Job: Leave out the pictures and copy everything else in the entries exactly.

Source records:
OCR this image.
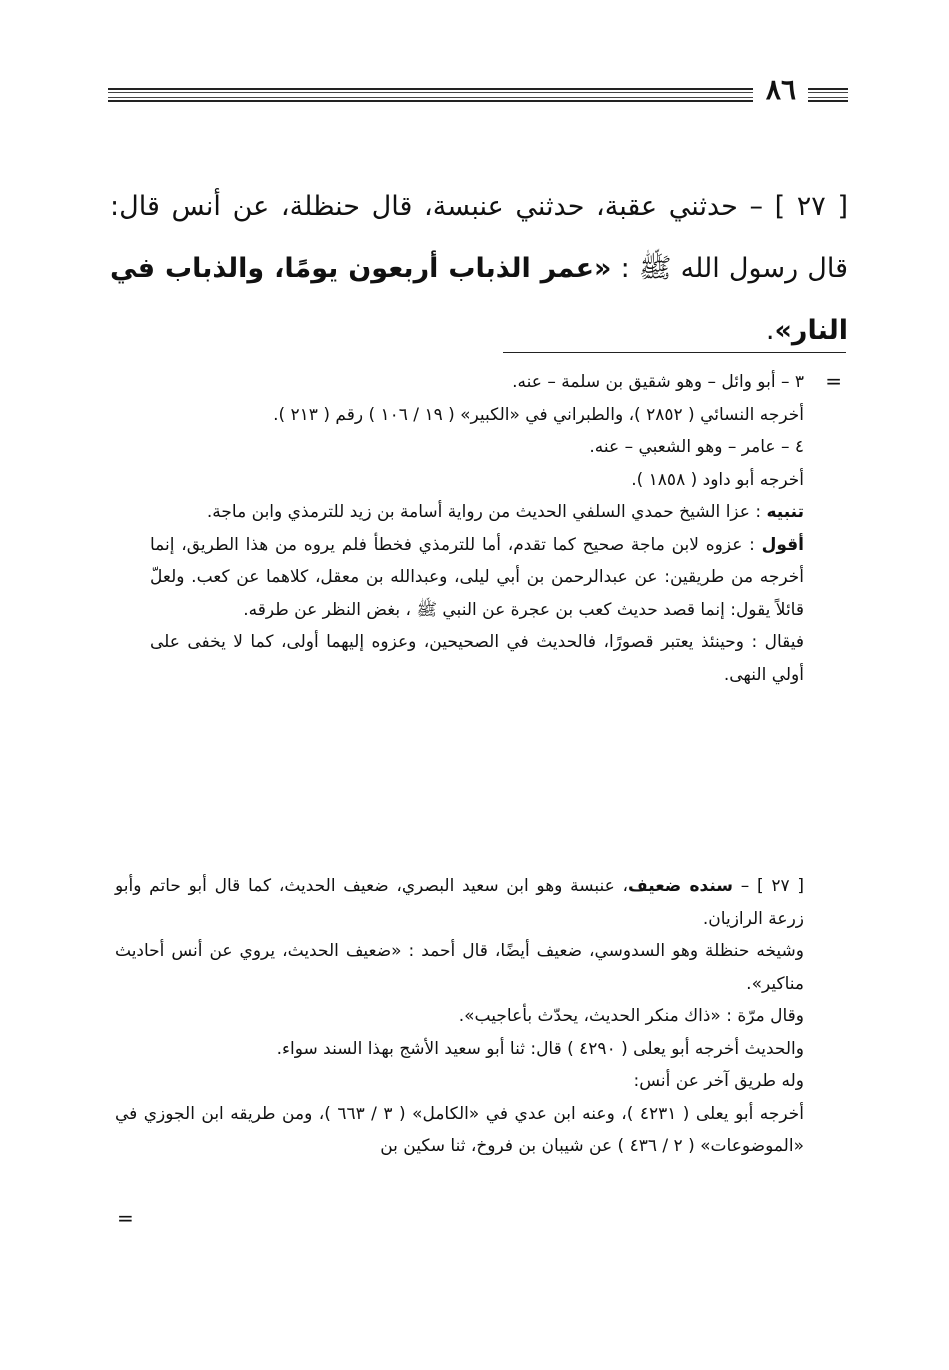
٨٦
[ ٢٧ ] – حدثني عقبة، حدثني عنبسة، قال حنظلة، عن أنس قال: قال رسول الله ﷺ : «عمر الذباب أربعون يومًا، والذباب في النار».
=

٣ – أبو وائل – وهو شقيق بن سلمة – عنه.

أخرجه النسائي ( ٢٨٥٢ )، والطبراني في «الكبير» ( ١٩ / ١٠٦ ) رقم ( ٢١٣ ).

٤ – عامر – وهو الشعبي – عنه.

أخرجه أبو داود ( ١٨٥٨ ).

تنبيه : عزا الشيخ حمدي السلفي الحديث من رواية أسامة بن زيد للترمذي وابن ماجة.

أقول : عزوه لابن ماجة صحيح كما تقدم، أما للترمذي فخطأ فلم يروه من هذا الطريق، إنما أخرجه من طريقين: عن عبدالرحمن بن أبي ليلى، وعبدالله بن معقل، كلاهما عن كعب. ولعلّ قائلاً يقول: إنما قصد حديث كعب بن عجرة عن النبي ﷺ ، بغض النظر عن طرقه.

فيقال : وحينئذ يعتبر قصورًا، فالحديث في الصحيحين، وعزوه إليهما أولى، كما لا يخفى على أولي النهى.

[ ٢٧ ] – سنده ضعيف، عنبسة وهو ابن سعيد البصري، ضعيف الحديث، كما قال أبو حاتم وأبو زرعة الرازيان.

وشيخه حنظلة وهو السدوسي، ضعيف أيضًا، قال أحمد : «ضعيف الحديث، يروي عن أنس أحاديث مناكير».

وقال مرّة : «ذاك منكر الحديث، يحدّث بأعاجيب».

والحديث أخرجه أبو يعلى ( ٤٢٩٠ ) قال: ثنا أبو سعيد الأشج بهذا السند سواء.

وله طريق آخر عن أنس:

أخرجه أبو يعلى ( ٤٢٣١ )، وعنه ابن عدي في «الكامل» ( ٣ / ٦٦٣ )، ومن طريقه ابن الجوزي في «الموضوعات» ( ٢ / ٤٣٦ ) عن شيبان بن فروخ، ثنا سكين بن

=
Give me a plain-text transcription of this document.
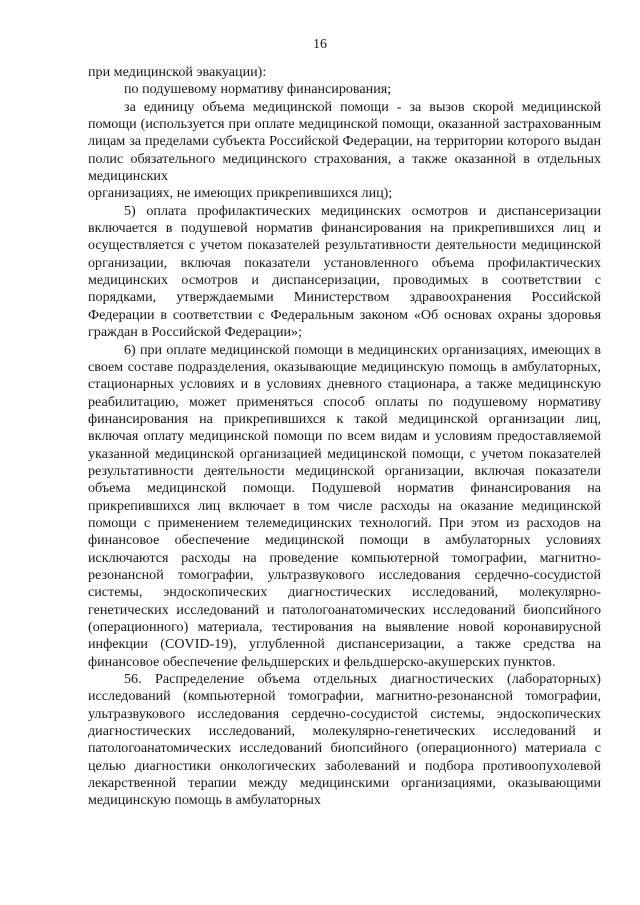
16

при медицинской эвакуации):

по подушевому нормативу финансирования;

за единицу объема медицинской помощи - за вызов скорой медицинской помощи (используется при оплате медицинской помощи, оказанной застрахованным лицам за пределами субъекта Российской Федерации, на территории которого выдан полис обязательного медицинского страхования, а также оказанной в отдельных медицинских

организациях, не имеющих прикрепившихся лиц);

5) оплата профилактических медицинских осмотров и диспансеризации включается в подушевой норматив финансирования на прикрепившихся лиц и осуществляется с учетом показателей результативности деятельности медицинской организации, включая показатели установленного объема профилактических медицинских осмотров и диспансеризации, проводимых в соответствии с порядками, утверждаемыми Министерством здравоохранения Российской Федерации в соответствии с Федеральным законом «Об основах охраны здоровья граждан в Российской Федерации»;

6) при оплате медицинской помощи в медицинских организациях, имеющих в своем составе подразделения, оказывающие медицинскую помощь в амбулаторных, стационарных условиях и в условиях дневного стационара, а также медицинскую реабилитацию, может применяться способ оплаты по подушевому нормативу финансирования на прикрепившихся к такой медицинской организации лиц, включая оплату медицинской помощи по всем видам и условиям предоставляемой указанной медицинской организацией медицинской помощи, с учетом показателей результативности деятельности медицинской организации, включая показатели объема медицинской помощи. Подушевой норматив финансирования на прикрепившихся лиц включает в том числе расходы на оказание медицинской помощи с применением телемедицинских технологий. При этом из расходов на финансовое обеспечение медицинской помощи в амбулаторных условиях исключаются расходы на проведение компьютерной томографии, магнитно-резонансной томографии, ультразвукового исследования сердечно-сосудистой системы, эндоскопических диагностических исследований, молекулярно-генетических исследований и патологоанатомических исследований биопсийного (операционного) материала, тестирования на выявление новой коронавирусной инфекции (COVID-19), углубленной диспансеризации, а также средства на финансовое обеспечение фельдшерских и фельдшерско-акушерских пунктов.

56. Распределение объема отдельных диагностических (лабораторных) исследований (компьютерной томографии, магнитно-резонансной томографии, ультразвукового исследования сердечно-сосудистой системы, эндоскопических диагностических исследований, молекулярно-генетических исследований и патологоанатомических исследований биопсийного (операционного) материала с целью диагностики онкологических заболеваний и подбора противоопухолевой лекарственной терапии между медицинскими организациями, оказывающими медицинскую помощь в амбулаторных
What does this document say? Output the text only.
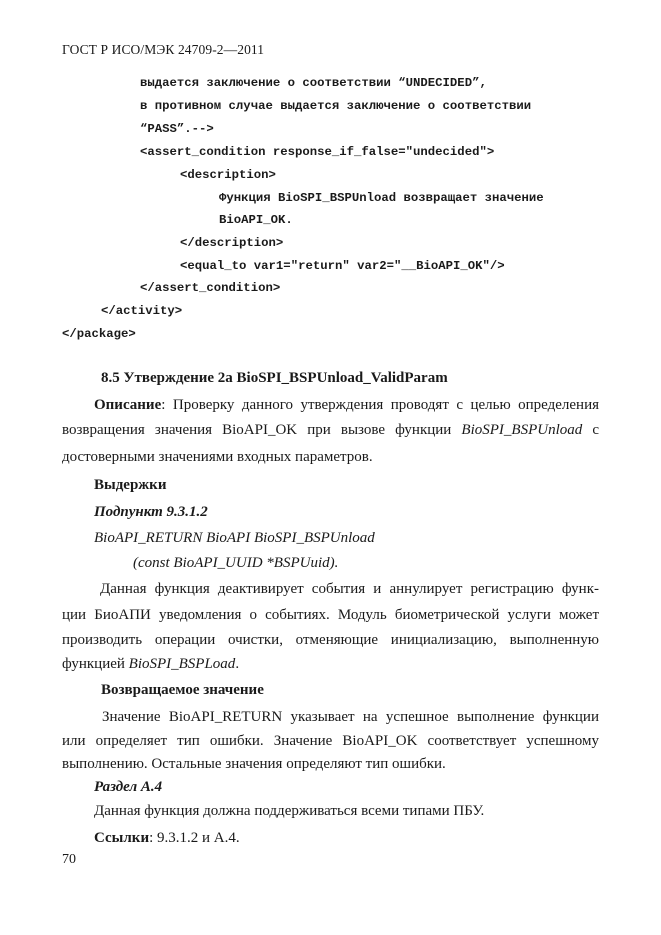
ГОСТ Р ИСО/МЭК 24709-2—2011

выдается заключение о соответствии “UNDECIDED”,

в противном случае выдается заключение о соответствии

“PASS”.-->

<assert_condition response_if_false="undecided">

<description>

Функция BioSPI_BSPUnload возвращает значение

BioAPI_OK.

</description>

<equal_to var1="return" var2="__BioAPI_OK"/>

</assert_condition>

</activity>

</package>

8.5 Утверждение 2a BioSPI_BSPUnload_ValidParam
Описание: Проверку данного утверждения проводят с целью определения
возвращения значения BioAPI_OK при вызове функции BioSPI_BSPUnload с
достоверными значениями входных параметров.
Выдержки
Подпункт 9.3.1.2
BioAPI_RETURN BioAPI BioSPI_BSPUnload
(const BioAPI_UUID *BSPUuid).
Данная функция деактивирует события и аннулирует регистрацию функ-
ции БиоАПИ уведомления о событиях. Модуль биометрической услуги может
производить операции очистки, отменяющие инициализацию, выполненную
функцией BioSPI_BSPLoad.
Возвращаемое значение
Значение BioAPI_RETURN указывает на успешное выполнение функции
или определяет тип ошибки. Значение BioAPI_OK соответствует успешному
выполнению. Остальные значения определяют тип ошибки.
Раздел А.4
Данная функция должна поддерживаться всеми типами ПБУ.
Ссылки: 9.3.1.2 и А.4.
70
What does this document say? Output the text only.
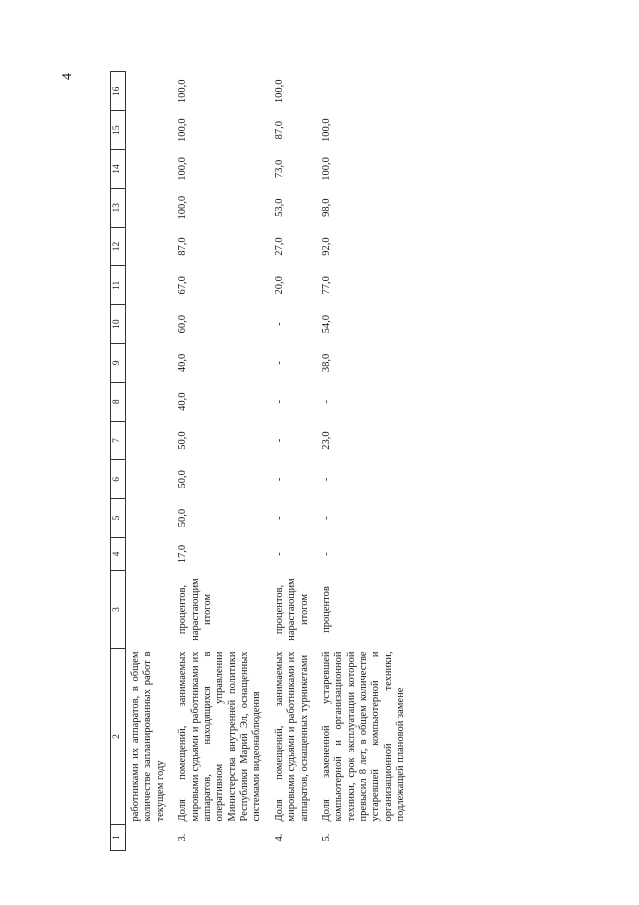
4
1	2	3	4	5	6	7	8	9	10	11	12	13	14	15	16
	работниками их аппаратов, в общем количестве запланированных работ в текущем году														
3.	Доля помещений, занимаемых мировыми судьями и работниками их аппаратов, находящихся в оперативном управлении Министерства внутренней политики Республики Марий Эл, оснащенных системами видеонаблюдения	процентов, нарастающим итогом	17,0	50,0	50,0	50,0	40,0	40,0	60,0	67,0	87,0	100,0	100,0	100,0	100,0
4.	Доля помещений, занимаемых мировыми судьями и работниками их аппаратов, оснащенных турникетами	процентов, нарастающим итогом	-	-	-	-	-	-	-	20,0	27,0	53,0	73,0	87,0	100,0
5.	Доля замененной устаревшей компьютерной и организационной техники, срок эксплуатации которой превысил 8 лет, в общем количестве устаревшей компьютерной и организационной техники, подлежащей плановой замене	процентов	-	-	-	23,0	-	38,0	54,0	77,0	92,0	98,0	100,0	100,0	
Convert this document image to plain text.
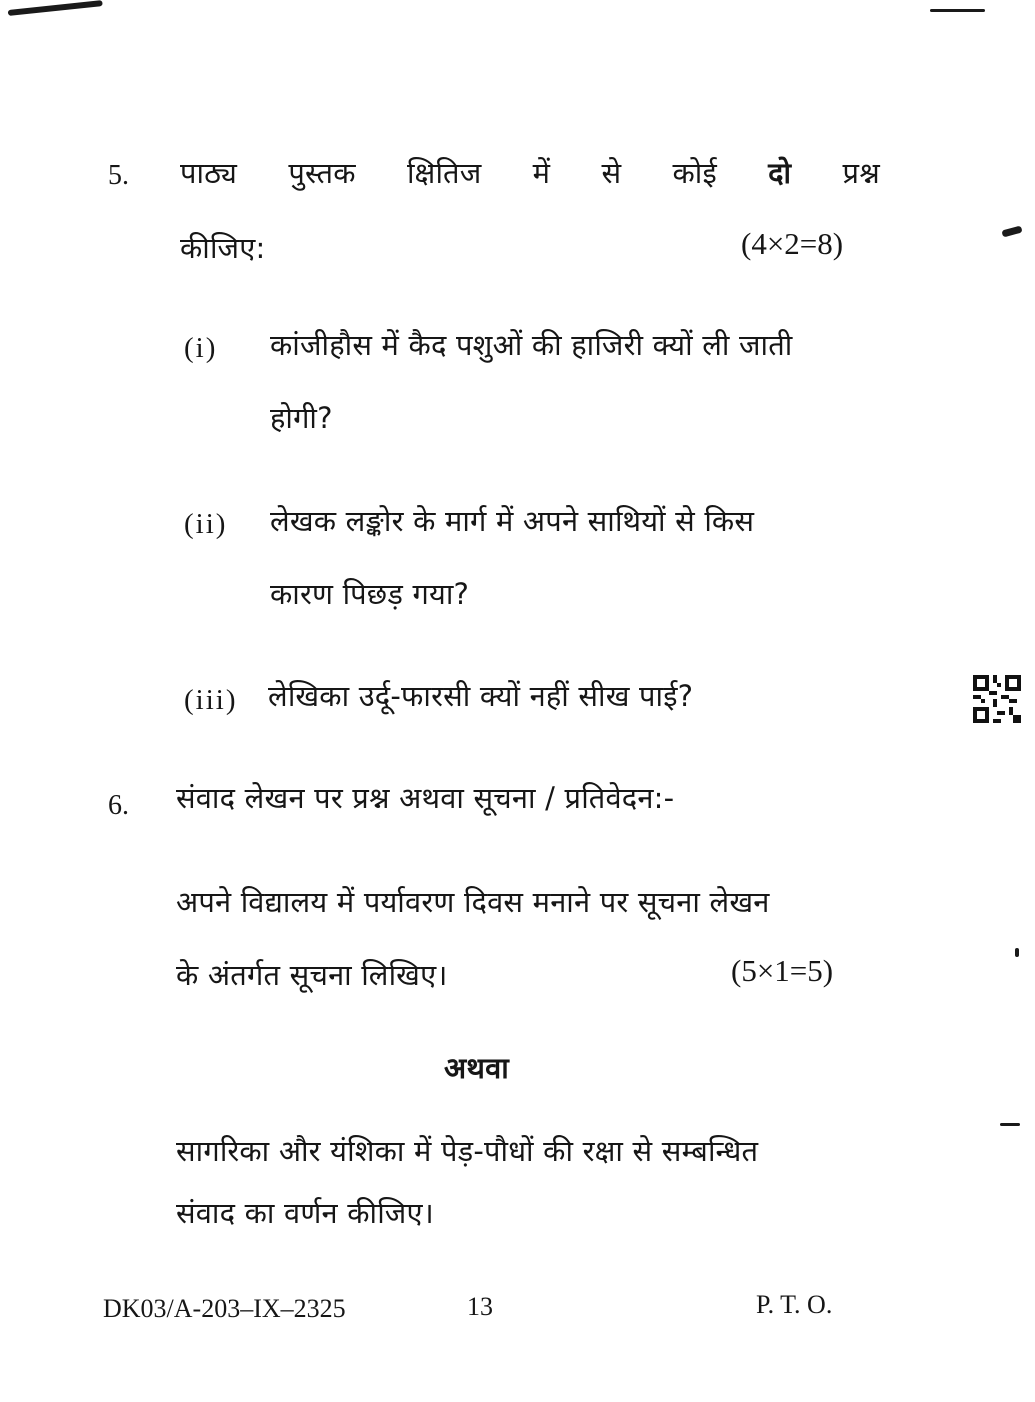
5. पाठ्य पुस्तक क्षितिज में से कोई दो प्रश्न
कीजिए:	(4×2=8)
(i) कांजीहौस में कैद पशुओं की हाजिरी क्यों ली जाती
होगी?
(ii) लेखक लङ्कोर के मार्ग में अपने साथियों से किस
कारण पिछड़ गया?
(iii) लेखिका उर्दू-फारसी क्यों नहीं सीख पाई?
6. संवाद लेखन पर प्रश्न अथवा सूचना / प्रतिवेदन:-
अपने विद्यालय में पर्यावरण दिवस मनाने पर सूचना लेखन
के अंतर्गत सूचना लिखिए।	(5×1=5)
अथवा
सागरिका और यंशिका में पेड़-पौधों की रक्षा से सम्बन्धित
संवाद का वर्णन कीजिए।
DK03/A-203–IX–2325	13	P. T. O.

Answer to the task:
OCR this image.
٨٦
[ ٢٧ ] – حدثني عقبة، حدثني عنبسة، قال حنظلة، عن أنس قال: قال رسول الله ﷺ : «عمر الذباب أربعون يومًا، والذباب في النار».
=

٣ – أبو وائل – وهو شقيق بن سلمة – عنه.

أخرجه النسائي ( ٢٨٥٢ )، والطبراني في «الكبير» ( ١٩ / ١٠٦ ) رقم ( ٢١٣ ).

٤ – عامر – وهو الشعبي – عنه.

أخرجه أبو داود ( ١٨٥٨ ).

تنبيه : عزا الشيخ حمدي السلفي الحديث من رواية أسامة بن زيد للترمذي وابن ماجة.

أقول : عزوه لابن ماجة صحيح كما تقدم، أما للترمذي فخطأ فلم يروه من هذا الطريق، إنما أخرجه من طريقين: عن عبدالرحمن بن أبي ليلى، وعبدالله بن معقل، كلاهما عن كعب. ولعلّ قائلاً يقول: إنما قصد حديث كعب بن عجرة عن النبي ﷺ ، بغض النظر عن طرقه.

فيقال : وحينئذ يعتبر قصورًا، فالحديث في الصحيحين، وعزوه إليهما أولى، كما لا يخفى على أولي النهى.

[ ٢٧ ] – سنده ضعيف، عنبسة وهو ابن سعيد البصري، ضعيف الحديث، كما قال أبو حاتم وأبو زرعة الرازيان.

وشيخه حنظلة وهو السدوسي، ضعيف أيضًا، قال أحمد : «ضعيف الحديث، يروي عن أنس أحاديث مناكير».

وقال مرّة : «ذاك منكر الحديث، يحدّث بأعاجيب».

والحديث أخرجه أبو يعلى ( ٤٢٩٠ ) قال: ثنا أبو سعيد الأشج بهذا السند سواء.

وله طريق آخر عن أنس:

أخرجه أبو يعلى ( ٤٢٣١ )، وعنه ابن عدي في «الكامل» ( ٣ / ٦٦٣ )، ومن طريقه ابن الجوزي في «الموضوعات» ( ٢ / ٤٣٦ ) عن شيبان بن فروخ، ثنا سكين بن

=
Give me a plain-text transcription of this document.
16

при медицинской эвакуации):

по подушевому нормативу финансирования;

за единицу объема медицинской помощи - за вызов скорой медицинской помощи (используется при оплате медицинской помощи, оказанной застрахованным лицам за пределами субъекта Российской Федерации, на территории которого выдан полис обязательного медицинского страхования, а также оказанной в отдельных медицинских

организациях, не имеющих прикрепившихся лиц);

5) оплата профилактических медицинских осмотров и диспансеризации включается в подушевой норматив финансирования на прикрепившихся лиц и осуществляется с учетом показателей результативности деятельности медицинской организации, включая показатели установленного объема профилактических медицинских осмотров и диспансеризации, проводимых в соответствии с порядками, утверждаемыми Министерством здравоохранения Российской Федерации в соответствии с Федеральным законом «Об основах охраны здоровья граждан в Российской Федерации»;

6) при оплате медицинской помощи в медицинских организациях, имеющих в своем составе подразделения, оказывающие медицинскую помощь в амбулаторных, стационарных условиях и в условиях дневного стационара, а также медицинскую реабилитацию, может применяться способ оплаты по подушевому нормативу финансирования на прикрепившихся к такой медицинской организации лиц, включая оплату медицинской помощи по всем видам и условиям предоставляемой указанной медицинской организацией медицинской помощи, с учетом показателей результативности деятельности медицинской организации, включая показатели объема медицинской помощи. Подушевой норматив финансирования на прикрепившихся лиц включает в том числе расходы на оказание медицинской помощи с применением телемедицинских технологий. При этом из расходов на финансовое обеспечение медицинской помощи в амбулаторных условиях исключаются расходы на проведение компьютерной томографии, магнитно-резонансной томографии, ультразвукового исследования сердечно-сосудистой системы, эндоскопических диагностических исследований, молекулярно-генетических исследований и патологоанатомических исследований биопсийного (операционного) материала, тестирования на выявление новой коронавирусной инфекции (COVID-19), углубленной диспансеризации, а также средства на финансовое обеспечение фельдшерских и фельдшерско-акушерских пунктов.

56. Распределение объема отдельных диагностических (лабораторных) исследований (компьютерной томографии, магнитно-резонансной томографии, ультразвукового исследования сердечно-сосудистой системы, эндоскопических диагностических исследований, молекулярно-генетических исследований и патологоанатомических исследований биопсийного (операционного) материала с целью диагностики онкологических заболеваний и подбора противоопухолевой лекарственной терапии между медицинскими организациями, оказывающими медицинскую помощь в амбулаторных
What does this document say? Output the text only.
ГОСТ Р ИСО/МЭК 24709-2—2011

выдается заключение о соответствии “UNDECIDED”,

в противном случае выдается заключение о соответствии

“PASS”.-->

<assert_condition response_if_false="undecided">

<description>

Функция BioSPI_BSPUnload возвращает значение

BioAPI_OK.

</description>

<equal_to var1="return" var2="__BioAPI_OK"/>

</assert_condition>

</activity>

</package>

8.5 Утверждение 2a BioSPI_BSPUnload_ValidParam
Описание: Проверку данного утверждения проводят с целью определения
возвращения значения BioAPI_OK при вызове функции BioSPI_BSPUnload с
достоверными значениями входных параметров.
Выдержки
Подпункт 9.3.1.2
BioAPI_RETURN BioAPI BioSPI_BSPUnload
(const BioAPI_UUID *BSPUuid).
Данная функция деактивирует события и аннулирует регистрацию функ-
ции БиоАПИ уведомления о событиях. Модуль биометрической услуги может
производить операции очистки, отменяющие инициализацию, выполненную
функцией BioSPI_BSPLoad.
Возвращаемое значение
Значение BioAPI_RETURN указывает на успешное выполнение функции
или определяет тип ошибки. Значение BioAPI_OK соответствует успешному
выполнению. Остальные значения определяют тип ошибки.
Раздел А.4
Данная функция должна поддерживаться всеми типами ПБУ.
Ссылки: 9.3.1.2 и А.4.
70
What does this document say? Output the text only.
4
1	2	3	4	5	6	7	8	9	10	11	12	13	14	15	16
	работниками их аппаратов, в общем количестве запланированных работ в текущем году														
3.	Доля помещений, занимаемых мировыми судьями и работниками их аппаратов, находящихся в оперативном управлении Министерства внутренней политики Республики Марий Эл, оснащенных системами видеонаблюдения	процентов, нарастающим итогом	17,0	50,0	50,0	50,0	40,0	40,0	60,0	67,0	87,0	100,0	100,0	100,0	100,0
4.	Доля помещений, занимаемых мировыми судьями и работниками их аппаратов, оснащенных турникетами	процентов, нарастающим итогом	-	-	-	-	-	-	-	20,0	27,0	53,0	73,0	87,0	100,0
5.	Доля замененной устаревшей компьютерной и организационной техники, срок эксплуатации которой превысил 8 лет, в общем количестве устаревшей компьютерной и организационной техники, подлежащей плановой замене	процентов	-	-	-	23,0	-	38,0	54,0	77,0	92,0	98,0	100,0	100,0	
Convert this document image to plain text.
5. पाठ्य पुस्तक क्षितिज में से कोई दो प्रश्न
कीजिए:	(4×2=8)
(i) कांजीहौस में कैद पशुओं की हाजिरी क्यों ली जाती
होगी?
(ii) लेखक लङ्कोर के मार्ग में अपने साथियों से किस
कारण पिछड़ गया?
(iii) लेखिका उर्दू-फारसी क्यों नहीं सीख पाई?
6. संवाद लेखन पर प्रश्न अथवा सूचना / प्रतिवेदन:-
अपने विद्यालय में पर्यावरण दिवस मनाने पर सूचना लेखन
के अंतर्गत सूचना लिखिए।	(5×1=5)
अथवा
सागरिका और यंशिका में पेड़-पौधों की रक्षा से सम्बन्धित
संवाद का वर्णन कीजिए।
DK03/A-203–IX–2325	13	P. T. O.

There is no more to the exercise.